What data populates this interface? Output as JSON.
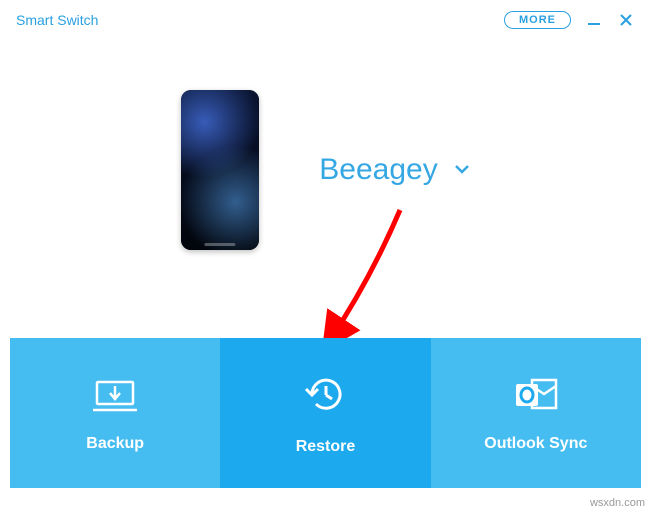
{
  "titlebar": {
    "app_title": "Smart Switch",
    "more_label": "MORE"
  },
  "device": {
    "name": "Beeagey"
  },
  "actions": {
    "backup": {
      "label": "Backup"
    },
    "restore": {
      "label": "Restore"
    },
    "outlook": {
      "label": "Outlook Sync"
    }
  },
  "colors": {
    "brand": "#2aa0e0",
    "tile_light": "#46bdf1",
    "tile_dark": "#1ca9ed",
    "annotation": "#ff0000"
  },
  "watermark": "wsxdn.com"
}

What to do →
Reproduce the listing above exactly, excluding all pictures.

Task response →
What data populates this interface? Output as JSON.
{
  "titlebar": {
    "app_title": "Smart Switch",
    "more_label": "MORE"
  },
  "device": {
    "name": "Beeagey"
  },
  "actions": {
    "backup": {
      "label": "Backup"
    },
    "restore": {
      "label": "Restore"
    },
    "outlook": {
      "label": "Outlook Sync"
    }
  },
  "colors": {
    "brand": "#2aa0e0",
    "tile_light": "#46bdf1",
    "tile_dark": "#1ca9ed",
    "annotation": "#ff0000"
  },
  "watermark": "wsxdn.com"
}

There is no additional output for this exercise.